**WHAT THE TASK REQUIRES:**
Identify the lines that contain the string "HOUGARDY" and copy all of them.

**RECORD EXCERPTS:**

<<<<

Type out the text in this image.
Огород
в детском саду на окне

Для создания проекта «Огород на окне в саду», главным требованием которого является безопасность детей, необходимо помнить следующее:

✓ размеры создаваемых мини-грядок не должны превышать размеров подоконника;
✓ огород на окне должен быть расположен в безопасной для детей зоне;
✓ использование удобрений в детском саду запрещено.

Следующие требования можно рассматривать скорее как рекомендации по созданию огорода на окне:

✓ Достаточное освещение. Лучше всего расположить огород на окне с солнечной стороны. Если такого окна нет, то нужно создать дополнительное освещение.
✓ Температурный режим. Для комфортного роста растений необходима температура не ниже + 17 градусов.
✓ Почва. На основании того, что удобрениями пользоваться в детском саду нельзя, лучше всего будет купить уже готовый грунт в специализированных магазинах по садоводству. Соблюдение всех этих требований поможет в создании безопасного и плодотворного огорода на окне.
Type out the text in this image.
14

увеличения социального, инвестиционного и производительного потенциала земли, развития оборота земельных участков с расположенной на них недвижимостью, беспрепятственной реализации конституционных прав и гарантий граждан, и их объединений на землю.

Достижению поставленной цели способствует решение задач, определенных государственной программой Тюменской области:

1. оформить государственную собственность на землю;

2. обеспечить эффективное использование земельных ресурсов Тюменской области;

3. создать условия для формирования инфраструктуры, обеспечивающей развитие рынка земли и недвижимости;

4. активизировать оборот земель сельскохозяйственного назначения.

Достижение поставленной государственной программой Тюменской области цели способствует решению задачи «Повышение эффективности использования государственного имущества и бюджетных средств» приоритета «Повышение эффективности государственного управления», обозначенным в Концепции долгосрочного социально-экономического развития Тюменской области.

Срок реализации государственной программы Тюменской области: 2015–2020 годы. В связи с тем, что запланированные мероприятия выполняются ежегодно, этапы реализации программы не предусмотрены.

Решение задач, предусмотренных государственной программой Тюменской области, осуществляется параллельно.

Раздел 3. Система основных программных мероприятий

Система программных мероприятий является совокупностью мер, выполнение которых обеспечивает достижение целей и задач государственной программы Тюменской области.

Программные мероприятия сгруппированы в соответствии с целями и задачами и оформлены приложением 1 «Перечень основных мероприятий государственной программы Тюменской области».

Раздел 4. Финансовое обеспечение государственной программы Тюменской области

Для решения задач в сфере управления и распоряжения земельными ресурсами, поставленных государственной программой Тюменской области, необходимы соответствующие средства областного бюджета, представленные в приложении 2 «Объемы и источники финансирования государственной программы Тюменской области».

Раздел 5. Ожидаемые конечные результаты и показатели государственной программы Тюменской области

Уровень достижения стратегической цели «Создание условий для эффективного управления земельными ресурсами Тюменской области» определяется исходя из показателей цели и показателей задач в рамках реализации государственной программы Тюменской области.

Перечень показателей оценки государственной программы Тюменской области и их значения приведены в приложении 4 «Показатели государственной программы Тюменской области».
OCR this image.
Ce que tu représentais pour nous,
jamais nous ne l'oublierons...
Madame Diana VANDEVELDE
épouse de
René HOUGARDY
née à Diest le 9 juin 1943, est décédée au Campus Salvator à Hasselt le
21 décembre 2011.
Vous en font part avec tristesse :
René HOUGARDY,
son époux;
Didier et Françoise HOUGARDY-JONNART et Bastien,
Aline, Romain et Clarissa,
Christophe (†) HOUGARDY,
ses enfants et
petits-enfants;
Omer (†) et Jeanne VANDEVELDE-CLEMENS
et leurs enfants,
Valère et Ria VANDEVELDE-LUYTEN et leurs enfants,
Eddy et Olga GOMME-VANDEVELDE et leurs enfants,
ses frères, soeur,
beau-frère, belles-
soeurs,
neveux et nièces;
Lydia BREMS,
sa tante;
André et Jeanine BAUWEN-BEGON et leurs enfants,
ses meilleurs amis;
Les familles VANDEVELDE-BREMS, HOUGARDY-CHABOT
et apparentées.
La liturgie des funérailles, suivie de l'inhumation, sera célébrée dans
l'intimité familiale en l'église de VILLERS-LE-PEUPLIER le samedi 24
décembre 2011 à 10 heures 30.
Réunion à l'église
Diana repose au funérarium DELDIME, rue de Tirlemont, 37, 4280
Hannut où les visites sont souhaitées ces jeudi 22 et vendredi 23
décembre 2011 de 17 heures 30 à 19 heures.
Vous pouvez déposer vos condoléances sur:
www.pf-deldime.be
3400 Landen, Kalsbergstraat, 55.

>>>>

**SOLVED EXERCISE:**
René HOUGARDY
René HOUGARDY,
Didier et Françoise HOUGARDY-JONNART et Bastien,
Christophe (†) HOUGARDY,
Les familles VANDEVELDE-BREMS, HOUGARDY-CHABOT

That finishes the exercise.